What you are asked to do: Write each entry out again exactly, with nothing omitted.
==== Supplied data ====
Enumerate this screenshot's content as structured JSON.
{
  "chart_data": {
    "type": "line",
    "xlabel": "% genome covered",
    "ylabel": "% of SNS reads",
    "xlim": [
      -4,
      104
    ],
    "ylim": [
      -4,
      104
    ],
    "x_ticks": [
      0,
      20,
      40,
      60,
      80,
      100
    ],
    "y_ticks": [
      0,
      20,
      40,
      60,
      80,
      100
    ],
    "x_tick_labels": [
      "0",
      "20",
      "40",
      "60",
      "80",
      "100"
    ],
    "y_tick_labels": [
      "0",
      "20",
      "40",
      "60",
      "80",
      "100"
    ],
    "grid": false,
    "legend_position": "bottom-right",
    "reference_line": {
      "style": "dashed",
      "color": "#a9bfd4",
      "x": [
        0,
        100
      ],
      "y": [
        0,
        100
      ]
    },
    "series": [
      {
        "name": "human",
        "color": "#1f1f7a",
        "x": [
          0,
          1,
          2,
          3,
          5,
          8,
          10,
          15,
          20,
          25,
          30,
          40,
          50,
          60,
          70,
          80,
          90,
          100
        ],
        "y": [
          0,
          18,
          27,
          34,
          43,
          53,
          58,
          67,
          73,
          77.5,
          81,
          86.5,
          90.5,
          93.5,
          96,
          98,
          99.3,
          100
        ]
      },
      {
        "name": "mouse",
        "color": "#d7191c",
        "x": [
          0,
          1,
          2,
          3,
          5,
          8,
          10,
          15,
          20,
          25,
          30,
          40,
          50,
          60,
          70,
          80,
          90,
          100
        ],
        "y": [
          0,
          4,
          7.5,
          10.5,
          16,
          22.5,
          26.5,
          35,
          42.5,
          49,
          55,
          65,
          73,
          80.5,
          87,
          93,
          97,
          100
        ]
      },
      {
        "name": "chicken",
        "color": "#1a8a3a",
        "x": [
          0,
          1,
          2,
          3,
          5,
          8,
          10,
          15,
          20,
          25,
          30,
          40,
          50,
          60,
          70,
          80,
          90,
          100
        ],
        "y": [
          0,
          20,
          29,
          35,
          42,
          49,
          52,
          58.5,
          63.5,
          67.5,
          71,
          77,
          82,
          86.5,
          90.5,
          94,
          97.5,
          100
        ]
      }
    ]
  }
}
====
Written answer:
Enumerate this screenshot's content as structured JSON.
{
  "chart_data": {
    "type": "line",
    "xlabel": "% genome covered",
    "ylabel": "% of SNS reads",
    "xlim": [
      -4,
      104
    ],
    "ylim": [
      -4,
      104
    ],
    "x_ticks": [
      0,
      20,
      40,
      60,
      80,
      100
    ],
    "y_ticks": [
      0,
      20,
      40,
      60,
      80,
      100
    ],
    "x_tick_labels": [
      "0",
      "20",
      "40",
      "60",
      "80",
      "100"
    ],
    "y_tick_labels": [
      "0",
      "20",
      "40",
      "60",
      "80",
      "100"
    ],
    "grid": false,
    "legend_position": "bottom-right",
    "reference_line": {
      "style": "dashed",
      "color": "#a9bfd4",
      "x": [
        0,
        100
      ],
      "y": [
        0,
        100
      ]
    },
    "series": [
      {
        "name": "human",
        "color": "#1f1f7a",
        "x": [
          0,
          1,
          2,
          3,
          5,
          8,
          10,
          15,
          20,
          25,
          30,
          40,
          50,
          60,
          70,
          80,
          90,
          100
        ],
        "y": [
          0,
          18,
          27,
          34,
          43,
          53,
          58,
          67,
          73,
          77.5,
          81,
          86.5,
          90.5,
          93.5,
          96,
          98,
          99.3,
          100
        ]
      },
      {
        "name": "mouse",
        "color": "#d7191c",
        "x": [
          0,
          1,
          2,
          3,
          5,
          8,
          10,
          15,
          20,
          25,
          30,
          40,
          50,
          60,
          70,
          80,
          90,
          100
        ],
        "y": [
          0,
          4,
          7.5,
          10.5,
          16,
          22.5,
          26.5,
          35,
          42.5,
          49,
          55,
          65,
          73,
          80.5,
          87,
          93,
          97,
          100
        ]
      },
      {
        "name": "chicken",
        "color": "#1a8a3a",
        "x": [
          0,
          1,
          2,
          3,
          5,
          8,
          10,
          15,
          20,
          25,
          30,
          40,
          50,
          60,
          70,
          80,
          90,
          100
        ],
        "y": [
          0,
          20,
          29,
          35,
          42,
          49,
          52,
          58.5,
          63.5,
          67.5,
          71,
          77,
          82,
          86.5,
          90.5,
          94,
          97.5,
          100
        ]
      }
    ]
  }
}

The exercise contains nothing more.